**Supplied records**

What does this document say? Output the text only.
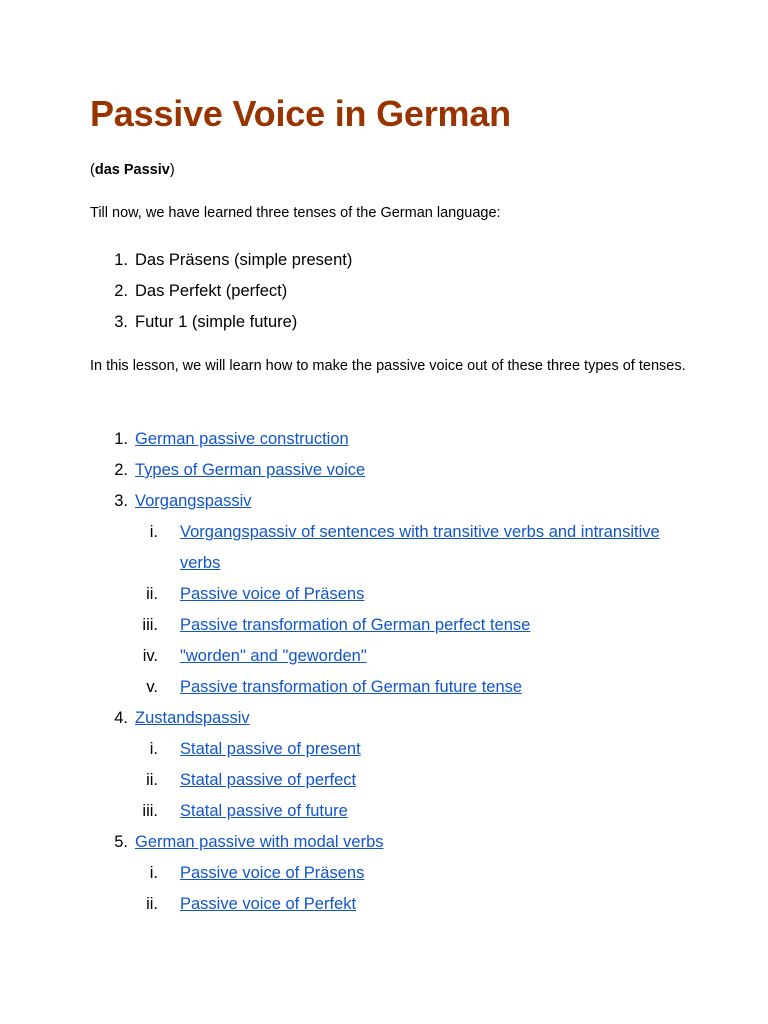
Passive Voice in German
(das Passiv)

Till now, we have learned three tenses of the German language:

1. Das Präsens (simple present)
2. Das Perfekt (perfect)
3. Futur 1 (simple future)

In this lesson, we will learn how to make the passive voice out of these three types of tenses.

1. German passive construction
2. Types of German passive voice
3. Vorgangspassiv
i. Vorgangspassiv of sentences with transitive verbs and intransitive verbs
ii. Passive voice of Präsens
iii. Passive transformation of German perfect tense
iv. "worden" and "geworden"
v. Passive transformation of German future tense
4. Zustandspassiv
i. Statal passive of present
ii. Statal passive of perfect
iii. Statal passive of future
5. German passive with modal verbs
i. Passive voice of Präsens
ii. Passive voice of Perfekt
--
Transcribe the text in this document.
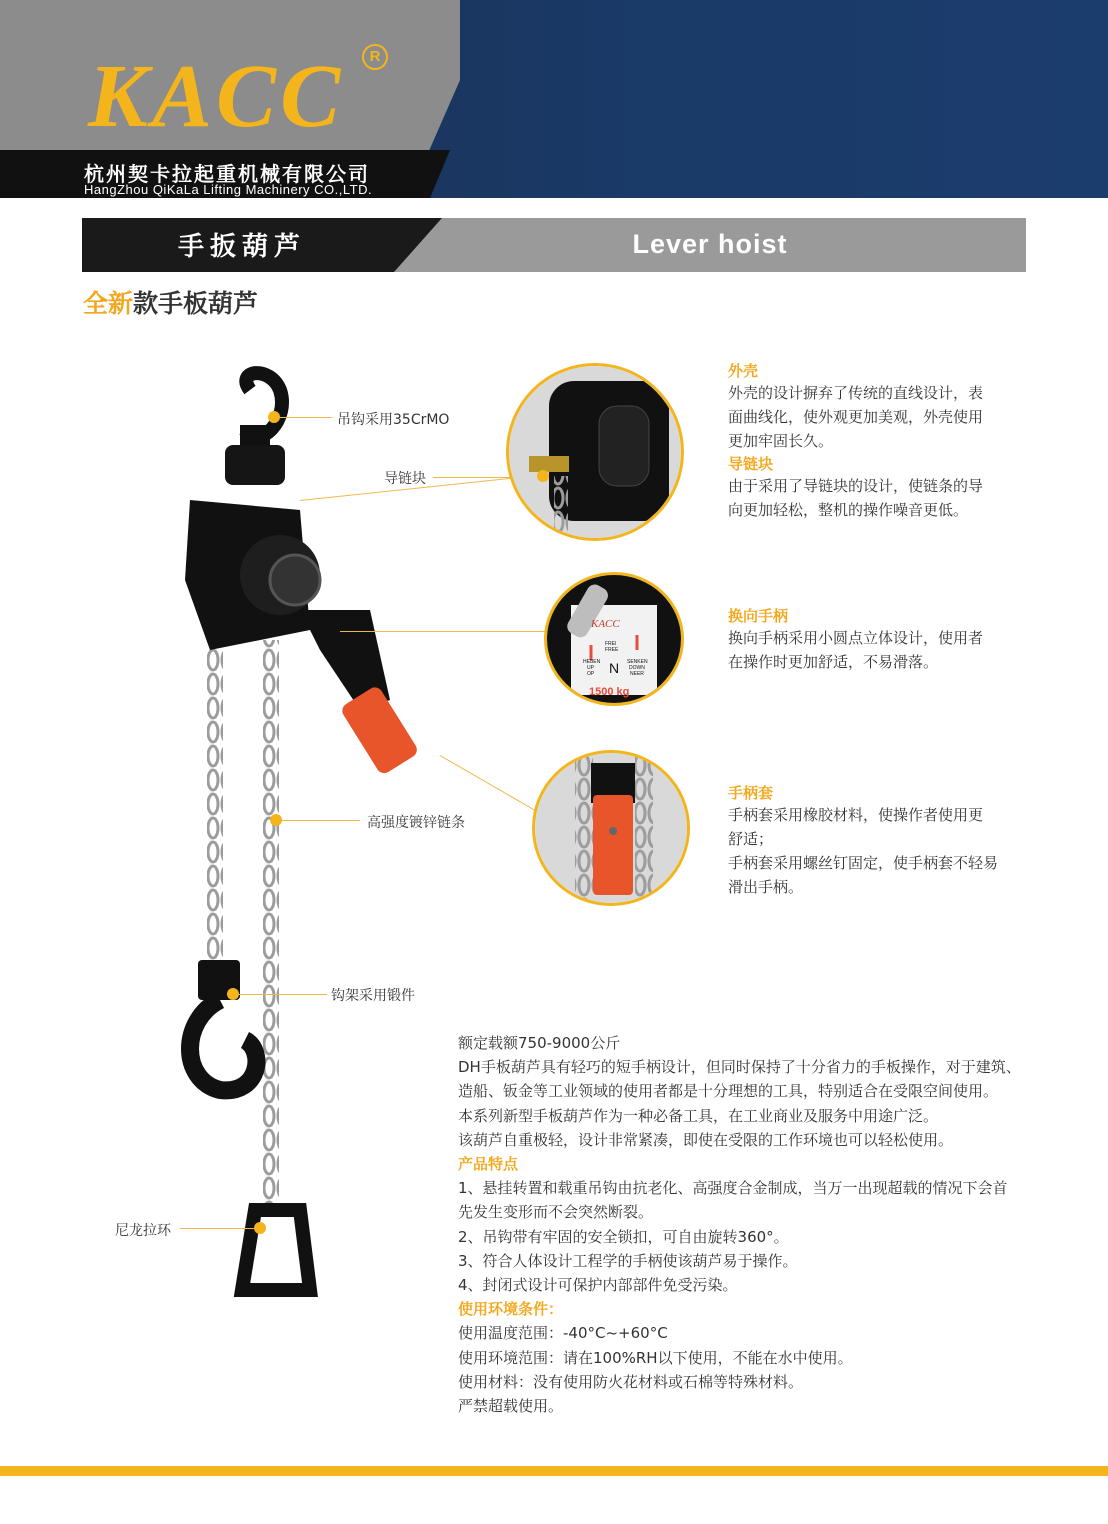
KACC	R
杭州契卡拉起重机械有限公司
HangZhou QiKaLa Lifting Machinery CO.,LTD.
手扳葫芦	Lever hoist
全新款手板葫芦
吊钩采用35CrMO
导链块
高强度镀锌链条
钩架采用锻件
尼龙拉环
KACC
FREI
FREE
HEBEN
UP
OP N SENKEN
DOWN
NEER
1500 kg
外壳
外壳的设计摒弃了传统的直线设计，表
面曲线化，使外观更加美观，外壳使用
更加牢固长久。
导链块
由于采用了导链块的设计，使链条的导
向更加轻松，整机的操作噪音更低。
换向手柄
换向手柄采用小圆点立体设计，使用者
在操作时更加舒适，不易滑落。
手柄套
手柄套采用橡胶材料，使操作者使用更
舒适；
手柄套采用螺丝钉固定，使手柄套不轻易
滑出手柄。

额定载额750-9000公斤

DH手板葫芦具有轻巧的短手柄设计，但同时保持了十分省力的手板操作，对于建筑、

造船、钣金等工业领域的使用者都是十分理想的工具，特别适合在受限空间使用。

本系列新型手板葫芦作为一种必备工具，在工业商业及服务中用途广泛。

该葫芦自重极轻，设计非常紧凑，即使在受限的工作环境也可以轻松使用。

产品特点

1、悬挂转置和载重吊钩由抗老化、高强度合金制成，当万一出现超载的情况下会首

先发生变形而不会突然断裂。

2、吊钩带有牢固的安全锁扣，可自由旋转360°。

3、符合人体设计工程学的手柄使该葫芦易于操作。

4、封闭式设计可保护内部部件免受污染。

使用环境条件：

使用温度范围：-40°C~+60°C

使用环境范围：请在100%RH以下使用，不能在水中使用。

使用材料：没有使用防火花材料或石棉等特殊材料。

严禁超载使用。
--
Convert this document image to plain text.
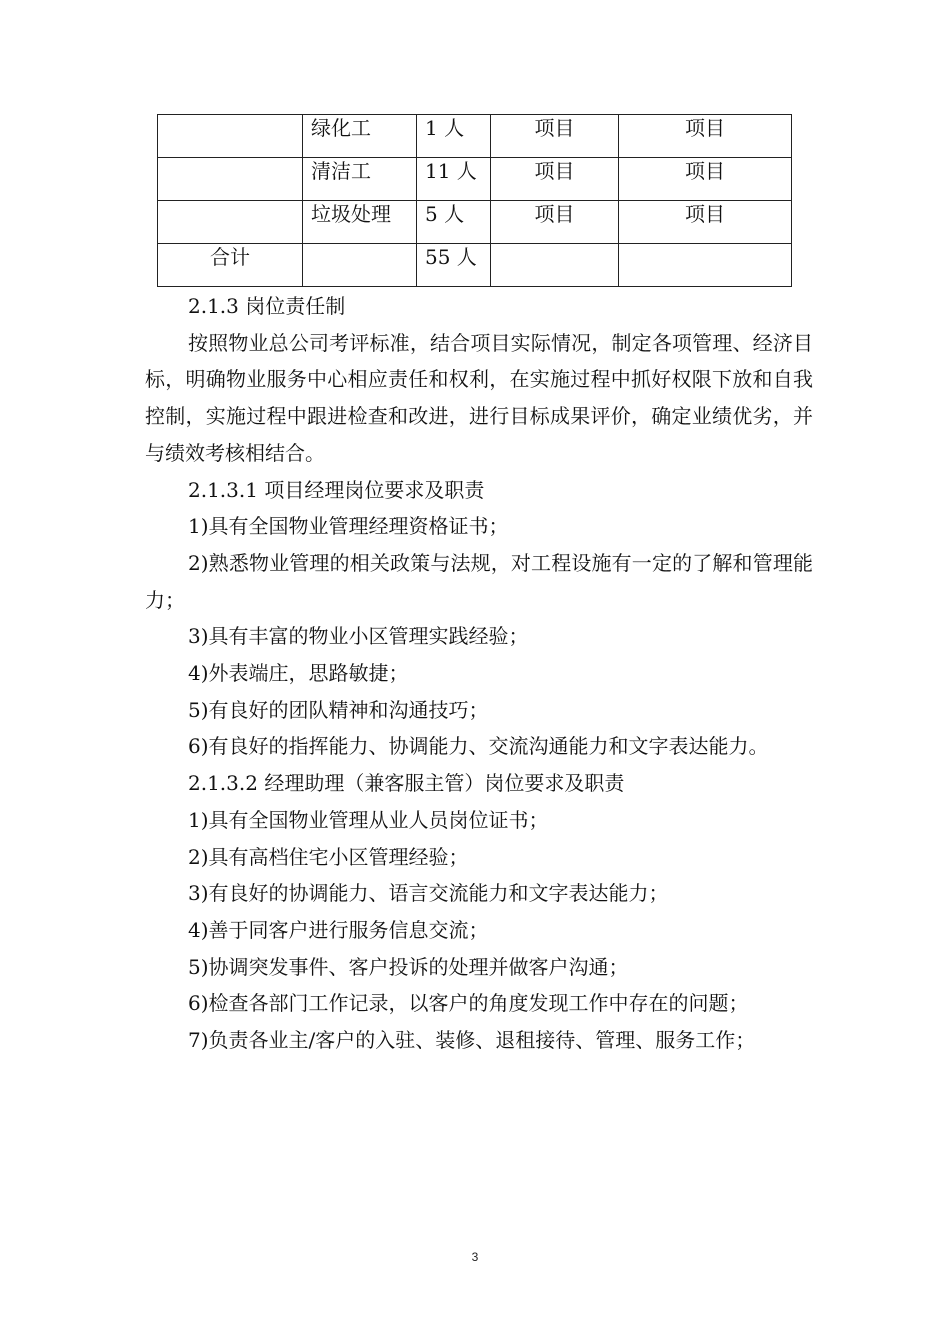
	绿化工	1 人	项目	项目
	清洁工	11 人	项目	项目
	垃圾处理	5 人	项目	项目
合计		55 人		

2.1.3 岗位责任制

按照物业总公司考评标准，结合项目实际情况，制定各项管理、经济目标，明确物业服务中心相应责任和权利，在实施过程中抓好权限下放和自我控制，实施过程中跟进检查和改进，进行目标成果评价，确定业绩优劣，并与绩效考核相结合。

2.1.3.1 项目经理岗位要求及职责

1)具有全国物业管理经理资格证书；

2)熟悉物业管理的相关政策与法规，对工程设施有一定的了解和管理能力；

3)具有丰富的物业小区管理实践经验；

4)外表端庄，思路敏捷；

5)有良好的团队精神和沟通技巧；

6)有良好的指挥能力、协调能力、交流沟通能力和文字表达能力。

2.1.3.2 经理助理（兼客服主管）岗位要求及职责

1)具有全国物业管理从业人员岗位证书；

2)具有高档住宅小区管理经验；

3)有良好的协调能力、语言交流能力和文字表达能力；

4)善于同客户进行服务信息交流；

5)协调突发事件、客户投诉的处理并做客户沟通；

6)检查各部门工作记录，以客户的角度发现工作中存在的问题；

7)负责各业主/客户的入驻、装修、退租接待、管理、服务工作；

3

**What you are asked to do**
Only the number is wanted: how many lines in the data include the string "document"?

**Solution to this exercise**
3